**Your task**
Write out the records beneath this line exactly as they appear, minus any images.

**Material for the task**
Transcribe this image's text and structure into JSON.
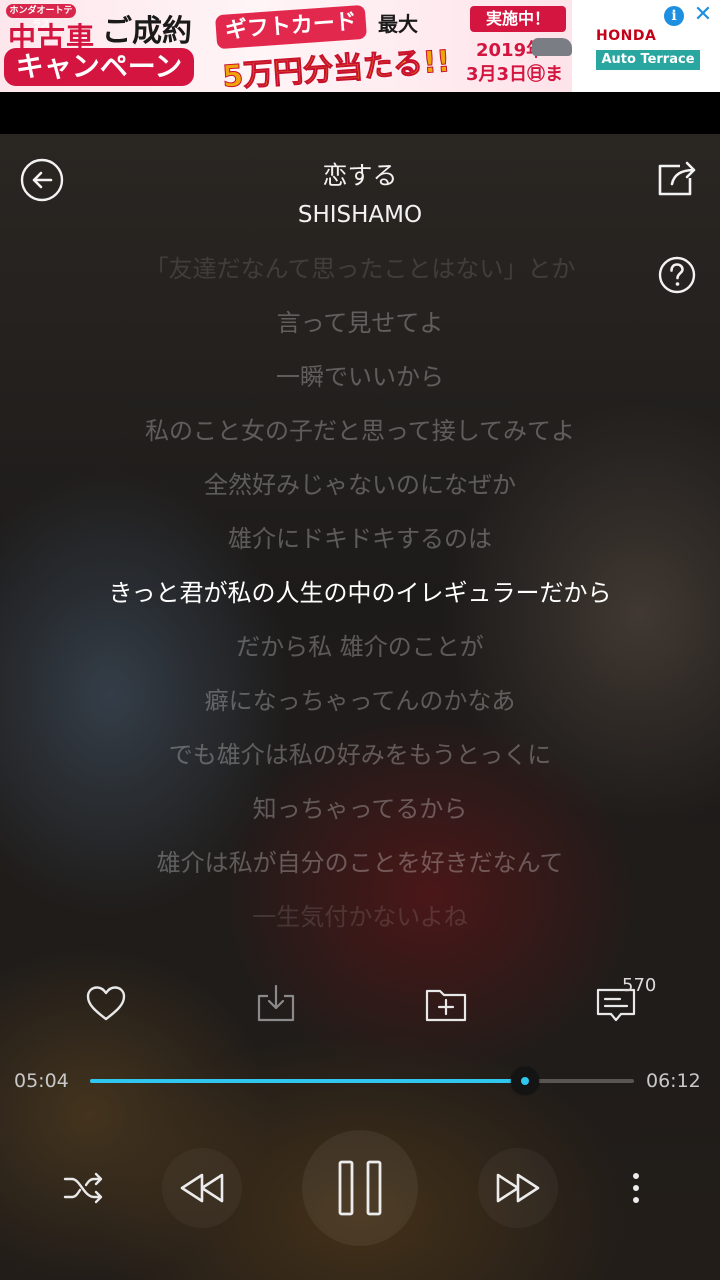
{
  "ad": {
    "brand_tag": "ホンダオートテラス",
    "used_car": "中古車",
    "seiyaku": "ご成約",
    "campaign": "キャンペーン",
    "gift_card": "ギフトカード",
    "amount": "5万円分当たる!!",
    "max": "最大",
    "now_running": "実施中！",
    "date_year": "2019年",
    "date_until": "3月3日㊐まで",
    "honda": "HONDA",
    "auto_terrace": "Auto Terrace",
    "info_icon": "info-icon",
    "close_icon": "close-icon"
  },
  "player": {
    "title": "恋する",
    "artist": "SHISHAMO",
    "lyrics": [
      "「友達だなんて思ったことはない」とか",
      "言って見せてよ",
      "一瞬でいいから",
      "私のこと女の子だと思って接してみてよ",
      "全然好みじゃないのになぜか",
      "雄介にドキドキするのは",
      "きっと君が私の人生の中のイレギュラーだから",
      "だから私 雄介のことが",
      "癖になっちゃってんのかなあ",
      "でも雄介は私の好みをもうとっくに",
      "知っちゃってるから",
      "雄介は私が自分のことを好きだなんて",
      "一生気付かないよね"
    ],
    "current_line_index": 6,
    "comment_count": "570",
    "time_current": "05:04",
    "time_total": "06:12",
    "progress_fraction": 0.8,
    "accent_color": "#2fc6ef",
    "icons": {
      "back": "back-arrow-icon",
      "share": "share-icon",
      "help": "help-icon",
      "like": "heart-icon",
      "download": "download-icon",
      "add_to_playlist": "add-folder-icon",
      "comments": "comment-icon",
      "shuffle": "shuffle-icon",
      "previous": "rewind-icon",
      "pause": "pause-icon",
      "next": "fast-forward-icon",
      "more": "more-vertical-icon"
    }
  }
}
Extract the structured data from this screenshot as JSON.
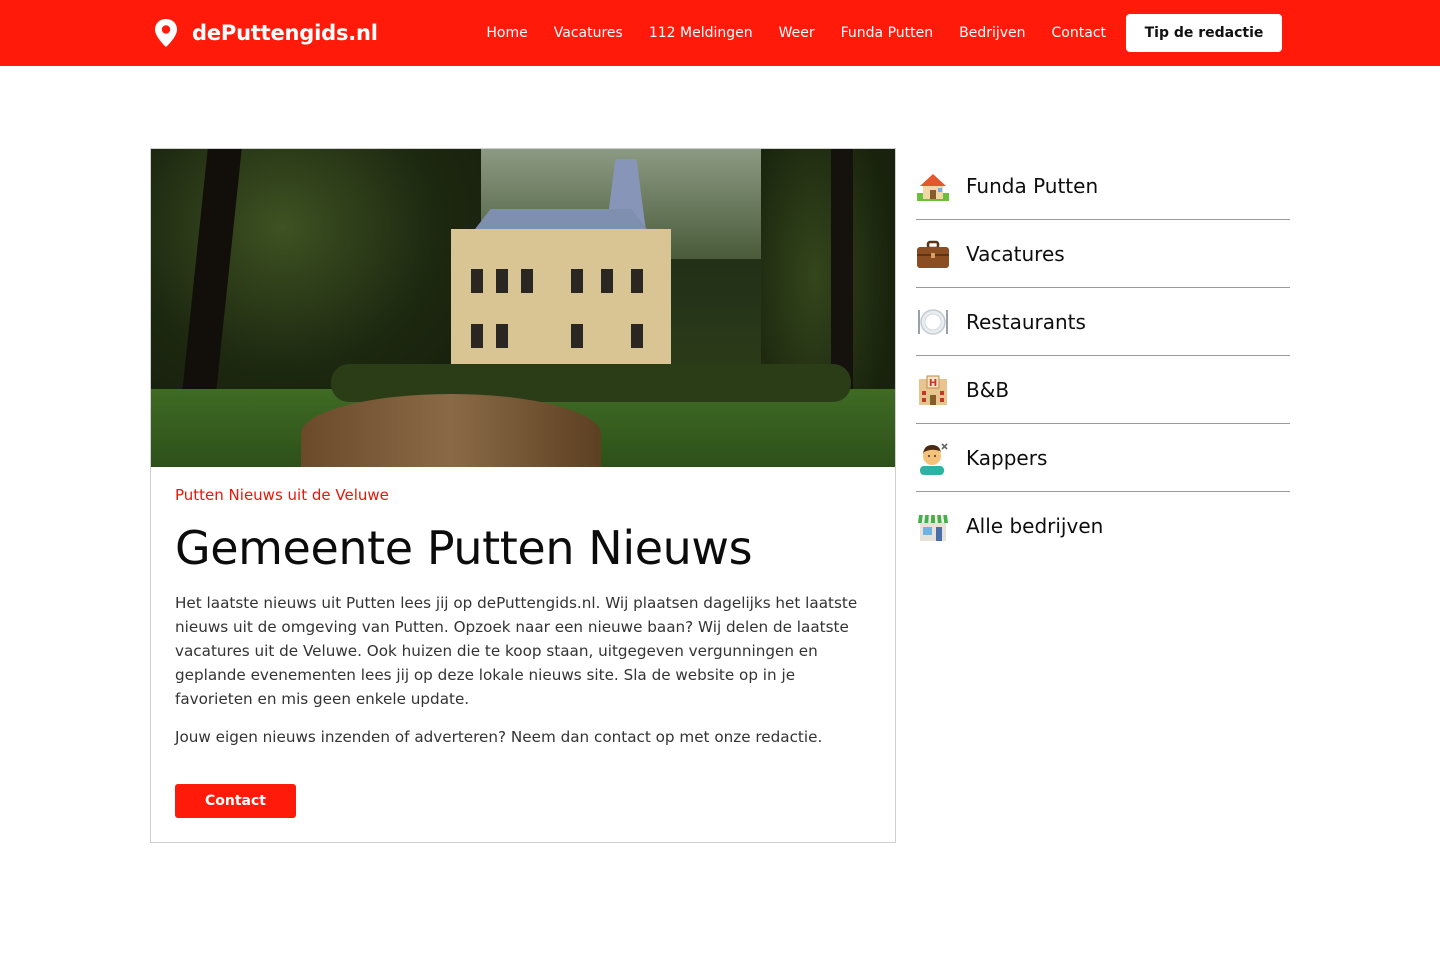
{
  "header": {
    "logo_icon": "location-pin-icon",
    "site_name": "dePuttengids.nl",
    "nav": [
      {
        "label": "Home"
      },
      {
        "label": "Vacatures"
      },
      {
        "label": "112 Meldingen"
      },
      {
        "label": "Weer"
      },
      {
        "label": "Funda Putten"
      },
      {
        "label": "Bedrijven"
      },
      {
        "label": "Contact"
      }
    ],
    "cta_label": "Tip de redactie"
  },
  "article": {
    "kicker": "Putten Nieuws uit de Veluwe",
    "title": "Gemeente Putten Nieuws",
    "paragraphs": [
      "Het laatste nieuws uit Putten lees jij op dePuttengids.nl. Wij plaatsen dagelijks het laatste nieuws uit de omgeving van Putten. Opzoek naar een nieuwe baan? Wij delen de laatste vacatures uit de Veluwe. Ook huizen die te koop staan, uitgegeven vergunningen en geplande evenementen lees jij op deze lokale nieuws site. Sla de website op in je favorieten en mis geen enkele update.",
      "Jouw eigen nieuws inzenden of adverteren? Neem dan contact op met onze redactie."
    ],
    "button_label": "Contact"
  },
  "sidebar": {
    "items": [
      {
        "label": "Funda Putten",
        "icon": "house-icon"
      },
      {
        "label": "Vacatures",
        "icon": "briefcase-icon"
      },
      {
        "label": "Restaurants",
        "icon": "plate-cutlery-icon"
      },
      {
        "label": "B&B",
        "icon": "hotel-icon"
      },
      {
        "label": "Kappers",
        "icon": "haircut-icon"
      },
      {
        "label": "Alle bedrijven",
        "icon": "shop-icon"
      }
    ]
  },
  "colors": {
    "brand": "#ff1a0a",
    "kicker": "#e8170a",
    "text": "#333333"
  }
}
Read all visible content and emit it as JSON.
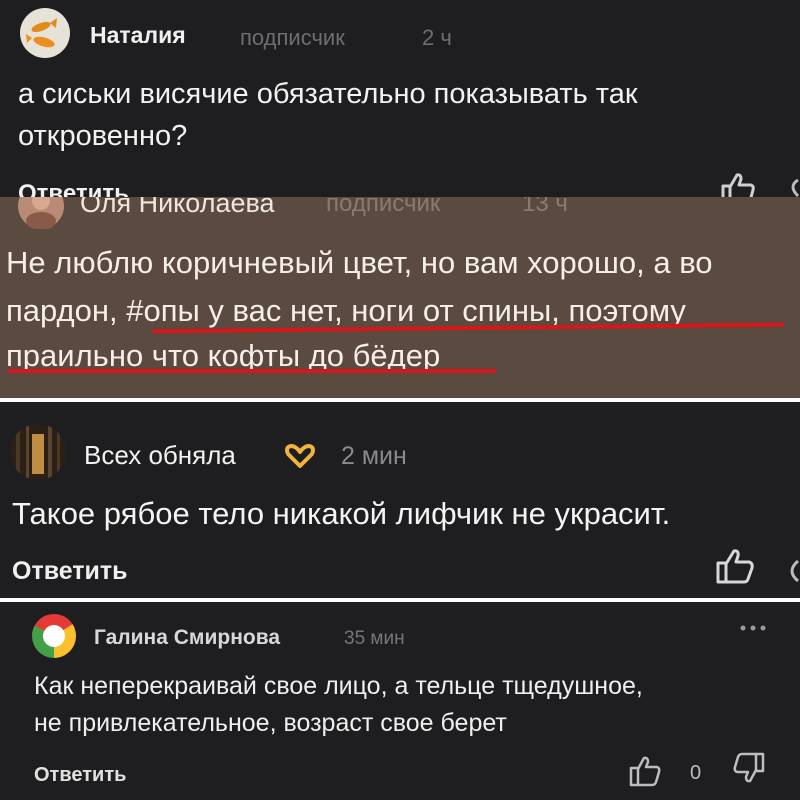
{
  "comments": [
    {
      "author": "Наталия",
      "role": "подписчик",
      "time": "2 ч",
      "lines": [
        "а сиськи висячие обязательно показывать так",
        "откровенно?"
      ],
      "reply_label": "Ответить",
      "avatar_icon": "goldfish-avatar-icon"
    },
    {
      "author": "Оля Николаева",
      "role": "подписчик",
      "time": "13 ч",
      "lines": [
        "Не люблю коричневый цвет, но вам хорошо, а во",
        "пардон, #опы у вас нет, ноги от спины, поэтому",
        "праильно что кофты до бёдер"
      ],
      "avatar_icon": "photo-avatar-icon"
    },
    {
      "author": "Всех обняла",
      "emoji_icon": "heart-hands-emoji-icon",
      "time": "2 мин",
      "lines": [
        "Такое рябое тело никакой лифчик не украсит."
      ],
      "reply_label": "Ответить",
      "avatar_icon": "forest-avatar-icon"
    },
    {
      "author": "Галина Смирнова",
      "time": "35 мин",
      "lines": [
        "Как неперекраивай свое лицо, а тельце тщедушное,",
        "не привлекательное, возраст свое берет"
      ],
      "reply_label": "Ответить",
      "like_count": "0",
      "avatar_icon": "multicolor-avatar-icon"
    }
  ],
  "colors": {
    "dark_bg": "#1e1e20",
    "brown_bg": "#5a4a40",
    "name_text": "#f0f0f0",
    "meta_text": "#7c7c80",
    "underline": "#d8161c"
  }
}
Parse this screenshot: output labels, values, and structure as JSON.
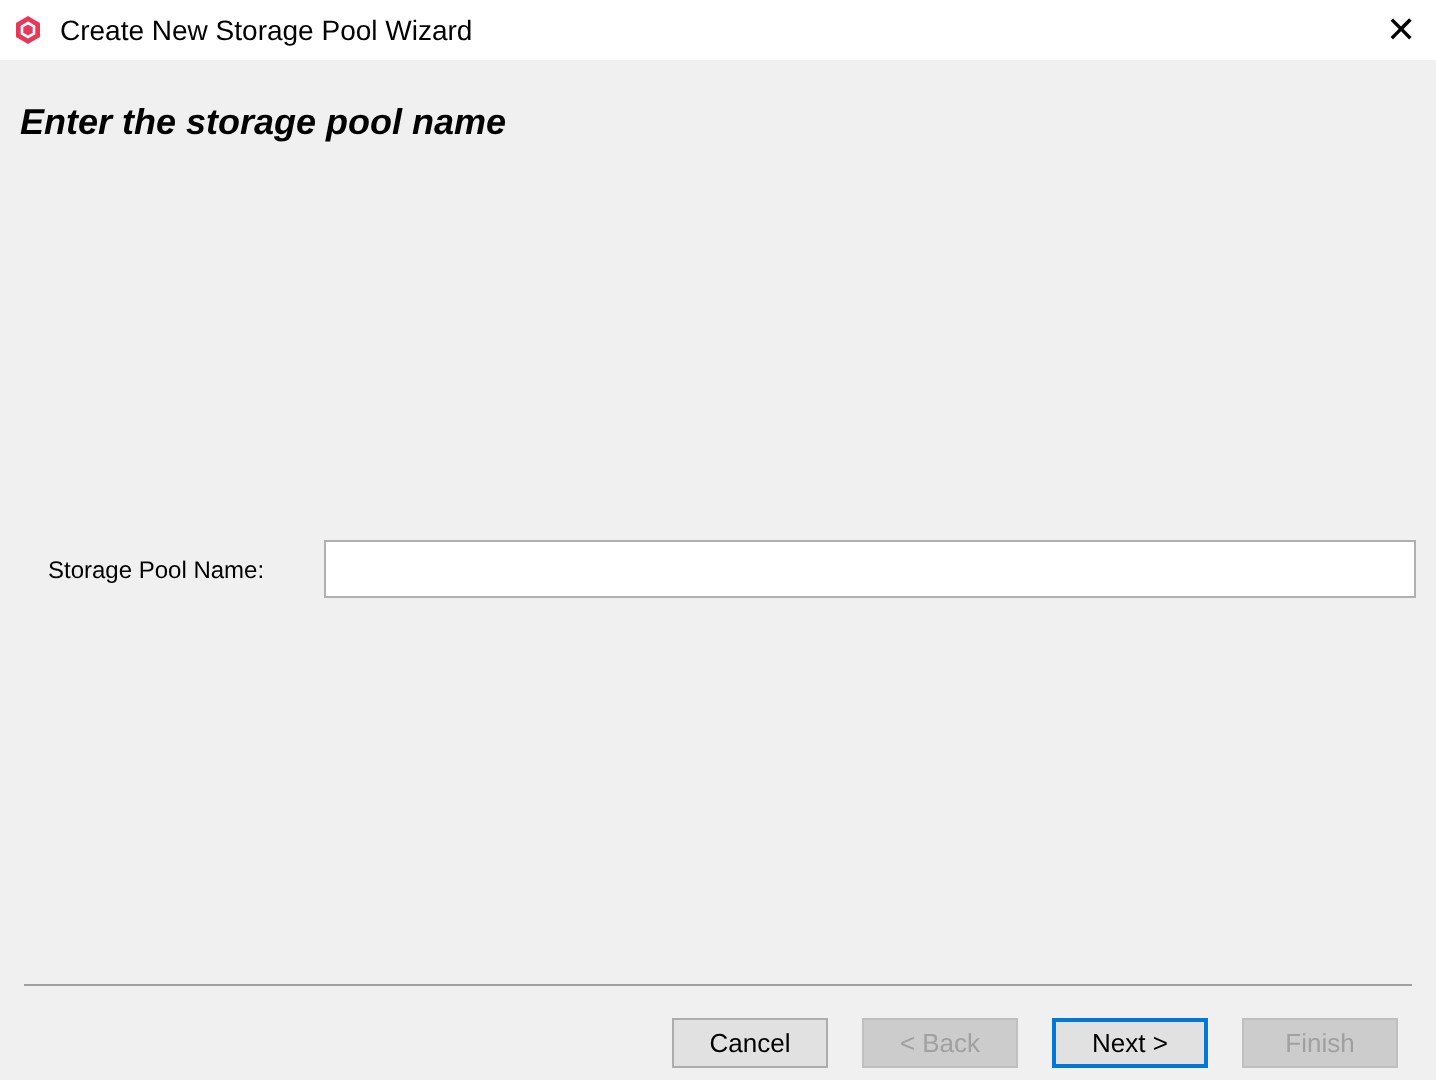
{
  "window": {
    "title": "Create New Storage Pool Wizard",
    "close": "✕"
  },
  "heading": "Enter the storage pool name",
  "field": {
    "label": "Storage Pool Name:"
  },
  "buttons": [
    {
      "label": "Cancel",
      "disabled": false,
      "default": false
    },
    {
      "label": "< Back",
      "disabled": true,
      "default": false
    },
    {
      "label": "Next >",
      "disabled": false,
      "default": true
    },
    {
      "label": "Finish",
      "disabled": true,
      "default": false
    }
  ]
}
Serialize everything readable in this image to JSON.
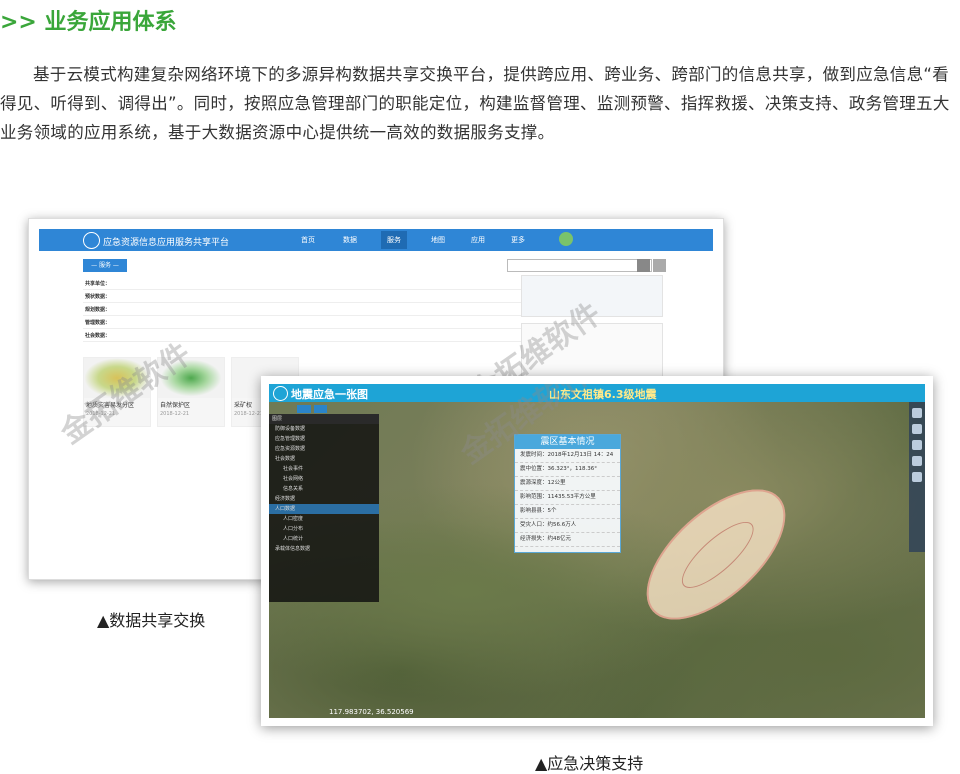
{
  "heading": ">> 业务应用体系",
  "paragraph": "基于云模式构建复杂网络环境下的多源异构数据共享交换平台，提供跨应用、跨业务、跨部门的信息共享，做到应急信息“看得见、听得到、调得出”。同时，按照应急管理部门的职能定位，构建监督管理、监测预警、指挥救援、决策支持、政务管理五大业务领域的应用系统，基于大数据资源中心提供统一高效的数据服务支撑。",
  "screenshot1": {
    "app_title": "应急资源信息应用服务共享平台",
    "nav": [
      "首页",
      "数据",
      "服务",
      "地图",
      "应用",
      "更多"
    ],
    "service_tag": "— 服务 —",
    "filter_rows": [
      "共享单位：",
      "预状数据：",
      "规划数据：",
      "管理数据：",
      "社会数据："
    ],
    "cards": [
      {
        "title": "地质灾害易发分区",
        "date": "2018-12-21"
      },
      {
        "title": "自然保护区",
        "date": "2018-12-21"
      },
      {
        "title": "采矿权",
        "date": "2018-12-21"
      }
    ],
    "caption": "▲数据共享交换"
  },
  "screenshot2": {
    "app_title": "地震应急一张图",
    "event_title": "山东文祖镇6.3级地震",
    "info_title": "震区基本情况",
    "info_rows": [
      "发震时间：2018年12月13日 14：24",
      "震中位置：36.323°，118.36°",
      "震源深度：12公里",
      "影响范围：11435.53平方公里",
      "影响县县：5个",
      "受灾人口：约56.6万人",
      "经济损失：约48亿元"
    ],
    "layers": [
      "防御设备数据",
      "应急管理数据",
      "应急资源数据",
      "社会数据",
      "社会事件",
      "社会网络",
      "信息关系",
      "经济数据",
      "人口数据",
      "人口密度",
      "人口分布",
      "人口统计",
      "承载体信息数据"
    ],
    "coordinates": "117.983702, 36.520569",
    "caption": "▲应急决策支持"
  },
  "watermark": "金拓维软件"
}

**Task result**
Transcribe this image's text and structure into JSON.
{
  "ad": {
    "brand_tag": "ホンダオートテラス",
    "used_car": "中古車",
    "seiyaku": "ご成約",
    "campaign": "キャンペーン",
    "gift_card": "ギフトカード",
    "amount": "5万円分当たる!!",
    "max": "最大",
    "now_running": "実施中！",
    "date_year": "2019年",
    "date_until": "3月3日㊐まで",
    "honda": "HONDA",
    "auto_terrace": "Auto Terrace",
    "info_icon": "info-icon",
    "close_icon": "close-icon"
  },
  "player": {
    "title": "恋する",
    "artist": "SHISHAMO",
    "lyrics": [
      "「友達だなんて思ったことはない」とか",
      "言って見せてよ",
      "一瞬でいいから",
      "私のこと女の子だと思って接してみてよ",
      "全然好みじゃないのになぜか",
      "雄介にドキドキするのは",
      "きっと君が私の人生の中のイレギュラーだから",
      "だから私 雄介のことが",
      "癖になっちゃってんのかなあ",
      "でも雄介は私の好みをもうとっくに",
      "知っちゃってるから",
      "雄介は私が自分のことを好きだなんて",
      "一生気付かないよね"
    ],
    "current_line_index": 6,
    "comment_count": "570",
    "time_current": "05:04",
    "time_total": "06:12",
    "progress_fraction": 0.8,
    "accent_color": "#2fc6ef",
    "icons": {
      "back": "back-arrow-icon",
      "share": "share-icon",
      "help": "help-icon",
      "like": "heart-icon",
      "download": "download-icon",
      "add_to_playlist": "add-folder-icon",
      "comments": "comment-icon",
      "shuffle": "shuffle-icon",
      "previous": "rewind-icon",
      "pause": "pause-icon",
      "next": "fast-forward-icon",
      "more": "more-vertical-icon"
    }
  }
}
Extract the structured data from this screenshot as JSON.
{
  "header": {
    "logo_icon": "location-pin-icon",
    "site_name": "dePuttengids.nl",
    "nav": [
      {
        "label": "Home"
      },
      {
        "label": "Vacatures"
      },
      {
        "label": "112 Meldingen"
      },
      {
        "label": "Weer"
      },
      {
        "label": "Funda Putten"
      },
      {
        "label": "Bedrijven"
      },
      {
        "label": "Contact"
      }
    ],
    "cta_label": "Tip de redactie"
  },
  "article": {
    "kicker": "Putten Nieuws uit de Veluwe",
    "title": "Gemeente Putten Nieuws",
    "paragraphs": [
      "Het laatste nieuws uit Putten lees jij op dePuttengids.nl. Wij plaatsen dagelijks het laatste nieuws uit de omgeving van Putten. Opzoek naar een nieuwe baan? Wij delen de laatste vacatures uit de Veluwe. Ook huizen die te koop staan, uitgegeven vergunningen en geplande evenementen lees jij op deze lokale nieuws site. Sla de website op in je favorieten en mis geen enkele update.",
      "Jouw eigen nieuws inzenden of adverteren? Neem dan contact op met onze redactie."
    ],
    "button_label": "Contact"
  },
  "sidebar": {
    "items": [
      {
        "label": "Funda Putten",
        "icon": "house-icon"
      },
      {
        "label": "Vacatures",
        "icon": "briefcase-icon"
      },
      {
        "label": "Restaurants",
        "icon": "plate-cutlery-icon"
      },
      {
        "label": "B&B",
        "icon": "hotel-icon"
      },
      {
        "label": "Kappers",
        "icon": "haircut-icon"
      },
      {
        "label": "Alle bedrijven",
        "icon": "shop-icon"
      }
    ]
  },
  "colors": {
    "brand": "#ff1a0a",
    "kicker": "#e8170a",
    "text": "#333333"
  }
}
Read all visible content and emit it as JSON.
{
  "comments": [
    {
      "author": "Наталия",
      "role": "подписчик",
      "time": "2 ч",
      "lines": [
        "а сиськи висячие обязательно показывать так",
        "откровенно?"
      ],
      "reply_label": "Ответить",
      "avatar_icon": "goldfish-avatar-icon"
    },
    {
      "author": "Оля Николаева",
      "role": "подписчик",
      "time": "13 ч",
      "lines": [
        "Не люблю коричневый цвет, но вам хорошо, а во",
        "пардон, #опы у вас нет, ноги от спины, поэтому",
        "праильно что кофты до бёдер"
      ],
      "avatar_icon": "photo-avatar-icon"
    },
    {
      "author": "Всех обняла",
      "emoji_icon": "heart-hands-emoji-icon",
      "time": "2 мин",
      "lines": [
        "Такое рябое тело никакой лифчик не украсит."
      ],
      "reply_label": "Ответить",
      "avatar_icon": "forest-avatar-icon"
    },
    {
      "author": "Галина Смирнова",
      "time": "35 мин",
      "lines": [
        "Как неперекраивай свое лицо, а тельце тщедушное,",
        "не привлекательное, возраст свое берет"
      ],
      "reply_label": "Ответить",
      "like_count": "0",
      "avatar_icon": "multicolor-avatar-icon"
    }
  ],
  "colors": {
    "dark_bg": "#1e1e20",
    "brown_bg": "#5a4a40",
    "name_text": "#f0f0f0",
    "meta_text": "#7c7c80",
    "underline": "#d8161c"
  }
}
Parse this screenshot: output labels, values, and structure as JSON.
{
  "window": {
    "title": "Create New Storage Pool Wizard",
    "close": "✕"
  },
  "heading": "Enter the storage pool name",
  "field": {
    "label": "Storage Pool Name:"
  },
  "buttons": [
    {
      "label": "Cancel",
      "disabled": false,
      "default": false
    },
    {
      "label": "< Back",
      "disabled": true,
      "default": false
    },
    {
      "label": "Next >",
      "disabled": false,
      "default": true
    },
    {
      "label": "Finish",
      "disabled": true,
      "default": false
    }
  ]
}
Serialize everything readable in this image to JSON.
{
  "heading": ">> 业务应用体系",
  "paragraph": "基于云模式构建复杂网络环境下的多源异构数据共享交换平台，提供跨应用、跨业务、跨部门的信息共享，做到应急信息“看得见、听得到、调得出”。同时，按照应急管理部门的职能定位，构建监督管理、监测预警、指挥救援、决策支持、政务管理五大业务领域的应用系统，基于大数据资源中心提供统一高效的数据服务支撑。",
  "screenshot1": {
    "app_title": "应急资源信息应用服务共享平台",
    "nav": [
      "首页",
      "数据",
      "服务",
      "地图",
      "应用",
      "更多"
    ],
    "service_tag": "— 服务 —",
    "filter_rows": [
      "共享单位：",
      "预状数据：",
      "规划数据：",
      "管理数据：",
      "社会数据："
    ],
    "cards": [
      {
        "title": "地质灾害易发分区",
        "date": "2018-12-21"
      },
      {
        "title": "自然保护区",
        "date": "2018-12-21"
      },
      {
        "title": "采矿权",
        "date": "2018-12-21"
      }
    ],
    "caption": "▲数据共享交换"
  },
  "screenshot2": {
    "app_title": "地震应急一张图",
    "event_title": "山东文祖镇6.3级地震",
    "info_title": "震区基本情况",
    "info_rows": [
      "发震时间：2018年12月13日 14：24",
      "震中位置：36.323°，118.36°",
      "震源深度：12公里",
      "影响范围：11435.53平方公里",
      "影响县县：5个",
      "受灾人口：约56.6万人",
      "经济损失：约48亿元"
    ],
    "layers": [
      "防御设备数据",
      "应急管理数据",
      "应急资源数据",
      "社会数据",
      "社会事件",
      "社会网络",
      "信息关系",
      "经济数据",
      "人口数据",
      "人口密度",
      "人口分布",
      "人口统计",
      "承载体信息数据"
    ],
    "coordinates": "117.983702, 36.520569",
    "caption": "▲应急决策支持"
  },
  "watermark": "金拓维软件"
}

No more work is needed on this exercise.